SET TASK -
Among the lines below, count those containing the word "text". Give the number only.

GIVEN ENTRIES -
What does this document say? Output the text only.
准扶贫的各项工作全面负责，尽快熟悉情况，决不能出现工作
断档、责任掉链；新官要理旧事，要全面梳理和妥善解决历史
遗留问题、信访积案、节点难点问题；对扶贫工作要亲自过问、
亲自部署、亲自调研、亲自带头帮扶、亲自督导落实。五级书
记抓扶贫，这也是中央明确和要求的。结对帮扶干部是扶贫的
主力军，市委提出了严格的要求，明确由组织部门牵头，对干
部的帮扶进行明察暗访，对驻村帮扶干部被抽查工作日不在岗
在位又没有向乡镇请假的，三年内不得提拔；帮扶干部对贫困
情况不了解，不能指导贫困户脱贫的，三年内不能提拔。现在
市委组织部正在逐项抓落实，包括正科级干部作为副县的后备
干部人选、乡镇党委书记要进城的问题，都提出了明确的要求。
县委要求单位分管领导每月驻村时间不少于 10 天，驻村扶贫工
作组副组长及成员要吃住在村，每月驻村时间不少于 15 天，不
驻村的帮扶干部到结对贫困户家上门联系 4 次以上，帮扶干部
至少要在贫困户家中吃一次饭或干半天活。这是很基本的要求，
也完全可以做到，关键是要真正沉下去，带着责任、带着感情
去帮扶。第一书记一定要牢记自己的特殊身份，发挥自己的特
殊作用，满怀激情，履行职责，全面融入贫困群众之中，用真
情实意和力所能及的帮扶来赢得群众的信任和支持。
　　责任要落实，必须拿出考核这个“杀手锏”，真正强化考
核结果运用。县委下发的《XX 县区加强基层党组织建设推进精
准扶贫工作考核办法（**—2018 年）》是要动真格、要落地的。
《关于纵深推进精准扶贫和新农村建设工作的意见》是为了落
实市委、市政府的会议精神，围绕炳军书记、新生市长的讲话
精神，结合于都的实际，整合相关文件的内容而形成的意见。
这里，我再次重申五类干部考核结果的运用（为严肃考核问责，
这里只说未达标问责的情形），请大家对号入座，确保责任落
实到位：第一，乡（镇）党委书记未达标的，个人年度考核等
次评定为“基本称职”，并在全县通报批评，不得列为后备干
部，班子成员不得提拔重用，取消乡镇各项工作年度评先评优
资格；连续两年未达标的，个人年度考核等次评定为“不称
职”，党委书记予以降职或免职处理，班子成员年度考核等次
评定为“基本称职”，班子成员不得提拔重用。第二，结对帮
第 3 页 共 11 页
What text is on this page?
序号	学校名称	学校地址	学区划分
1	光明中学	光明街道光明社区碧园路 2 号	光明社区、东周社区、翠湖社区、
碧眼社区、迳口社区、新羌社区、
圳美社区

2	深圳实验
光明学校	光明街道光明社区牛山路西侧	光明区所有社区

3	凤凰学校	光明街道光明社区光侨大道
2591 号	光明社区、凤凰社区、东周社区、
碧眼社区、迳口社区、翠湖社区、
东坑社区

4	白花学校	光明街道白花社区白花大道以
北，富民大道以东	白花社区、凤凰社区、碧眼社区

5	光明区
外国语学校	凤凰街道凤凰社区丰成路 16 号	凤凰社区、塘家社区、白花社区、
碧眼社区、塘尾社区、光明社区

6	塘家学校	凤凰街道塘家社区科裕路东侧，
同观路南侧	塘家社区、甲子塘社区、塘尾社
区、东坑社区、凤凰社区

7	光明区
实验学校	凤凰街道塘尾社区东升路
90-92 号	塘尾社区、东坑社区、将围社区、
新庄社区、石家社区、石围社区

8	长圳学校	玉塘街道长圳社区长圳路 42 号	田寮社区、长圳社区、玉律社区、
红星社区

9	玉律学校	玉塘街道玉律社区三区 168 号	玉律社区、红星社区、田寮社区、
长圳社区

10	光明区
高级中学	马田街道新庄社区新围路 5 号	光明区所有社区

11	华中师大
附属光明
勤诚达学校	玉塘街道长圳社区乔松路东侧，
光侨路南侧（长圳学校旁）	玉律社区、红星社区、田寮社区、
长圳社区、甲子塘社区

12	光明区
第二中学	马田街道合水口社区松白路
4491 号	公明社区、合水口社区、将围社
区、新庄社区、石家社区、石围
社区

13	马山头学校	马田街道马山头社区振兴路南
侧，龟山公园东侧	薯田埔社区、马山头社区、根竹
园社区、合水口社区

WRITTEN REPLY -
2